GOAL OF THE EXERCISE: Word for word, set down the records and skip each picture.

EXCERPTED DATA:
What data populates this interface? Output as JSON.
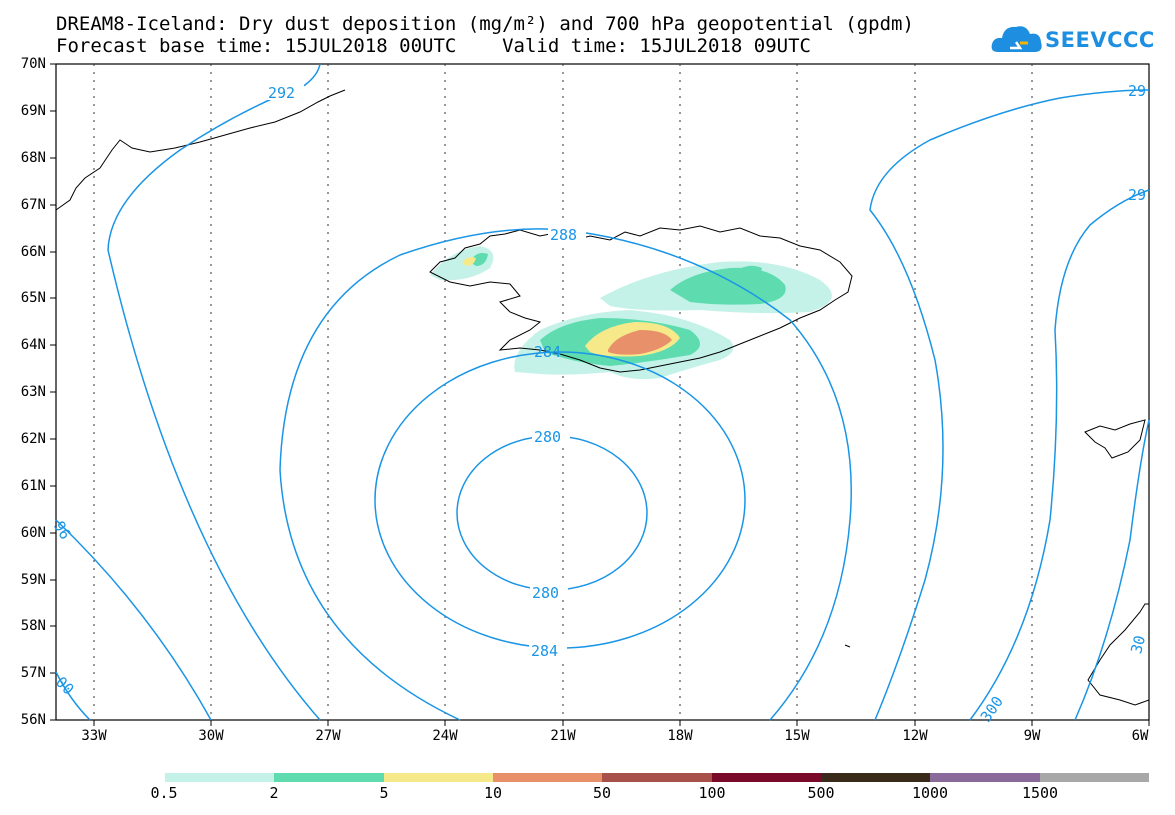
{
  "title": {
    "line1": "DREAM8-Iceland: Dry dust deposition (mg/m²) and 700 hPa geopotential (gpdm)",
    "line2": "Forecast base time: 15JUL2018 00UTC    Valid time: 15JUL2018 09UTC"
  },
  "logo": {
    "text": "SEEVCCC",
    "icon": "cloud-icon"
  },
  "axes": {
    "lat_labels": [
      "70N",
      "69N",
      "68N",
      "67N",
      "66N",
      "65N",
      "64N",
      "63N",
      "62N",
      "61N",
      "60N",
      "59N",
      "58N",
      "57N",
      "56N"
    ],
    "lon_labels": [
      "33W",
      "30W",
      "27W",
      "24W",
      "21W",
      "18W",
      "15W",
      "12W",
      "9W",
      "6W"
    ]
  },
  "contour_labels": {
    "c292": "292",
    "c288": "288",
    "c284a": "284",
    "c280a": "280",
    "c280b": "280",
    "c284b": "284",
    "c300": "300",
    "c96": "96",
    "c00": "00",
    "c29a": "29",
    "c29b": "29",
    "c30": "30"
  },
  "colorbar": {
    "labels": [
      "0.5",
      "2",
      "5",
      "10",
      "50",
      "100",
      "500",
      "1000",
      "1500"
    ],
    "colors": [
      "#c4f2e8",
      "#5edcb0",
      "#f5e98a",
      "#e8906a",
      "#a8504a",
      "#7a0a2a",
      "#3a2a1a",
      "#8a6a9a",
      "#a8a8a8"
    ]
  },
  "colors": {
    "contour": "#1a95e6",
    "accent": "#1e8fe0"
  }
}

RESPONSE BELOW:
What data populates this interface? Output as JSON.
{
  "title": {
    "line1": "DREAM8-Iceland: Dry dust deposition (mg/m²) and 700 hPa geopotential (gpdm)",
    "line2": "Forecast base time: 15JUL2018 00UTC    Valid time: 15JUL2018 09UTC"
  },
  "logo": {
    "text": "SEEVCCC",
    "icon": "cloud-icon"
  },
  "axes": {
    "lat_labels": [
      "70N",
      "69N",
      "68N",
      "67N",
      "66N",
      "65N",
      "64N",
      "63N",
      "62N",
      "61N",
      "60N",
      "59N",
      "58N",
      "57N",
      "56N"
    ],
    "lon_labels": [
      "33W",
      "30W",
      "27W",
      "24W",
      "21W",
      "18W",
      "15W",
      "12W",
      "9W",
      "6W"
    ]
  },
  "contour_labels": {
    "c292": "292",
    "c288": "288",
    "c284a": "284",
    "c280a": "280",
    "c280b": "280",
    "c284b": "284",
    "c300": "300",
    "c96": "96",
    "c00": "00",
    "c29a": "29",
    "c29b": "29",
    "c30": "30"
  },
  "colorbar": {
    "labels": [
      "0.5",
      "2",
      "5",
      "10",
      "50",
      "100",
      "500",
      "1000",
      "1500"
    ],
    "colors": [
      "#c4f2e8",
      "#5edcb0",
      "#f5e98a",
      "#e8906a",
      "#a8504a",
      "#7a0a2a",
      "#3a2a1a",
      "#8a6a9a",
      "#a8a8a8"
    ]
  },
  "colors": {
    "contour": "#1a95e6",
    "accent": "#1e8fe0"
  }
}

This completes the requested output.